* start *

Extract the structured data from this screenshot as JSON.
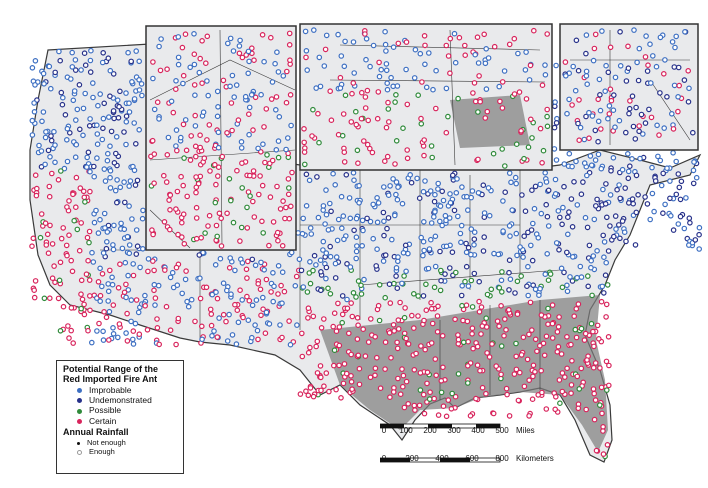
{
  "legend": {
    "title_line1": "Potential Range of the",
    "title_line2": "Red Imported Fire Ant",
    "categories": [
      {
        "label": "Improbable",
        "color": "#3d6fc2"
      },
      {
        "label": "Undemonstrated",
        "color": "#27318a"
      },
      {
        "label": "Possible",
        "color": "#2f8a3a"
      },
      {
        "label": "Certain",
        "color": "#d8245c"
      }
    ],
    "rainfall_title": "Annual Rainfall",
    "rainfall": [
      {
        "label": "Not enough",
        "color": "#111111"
      },
      {
        "label": "Enough",
        "color": "#ffffff"
      }
    ]
  },
  "scale_miles": {
    "ticks": [
      "0",
      "100",
      "200",
      "300",
      "400",
      "500"
    ],
    "unit": "Miles"
  },
  "scale_km": {
    "ticks": [
      "0",
      "200",
      "400",
      "600",
      "800"
    ],
    "unit": "Kilometers"
  },
  "colors": {
    "land": "#e9eaec",
    "border": "#3a3a3a",
    "ocean": "#ffffff",
    "gray_zone": "#7d7d7d"
  }
}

* end *

What the exercise asks: In the records above, locate each line with the word "label". Copy all such lines.

Output for this task:
        "label": "Improbable",
        "label": "Undemonstrated",
        "label": "Possible",
        "label": "Certain",
        "label": "Not enough",
        "label": "Enough",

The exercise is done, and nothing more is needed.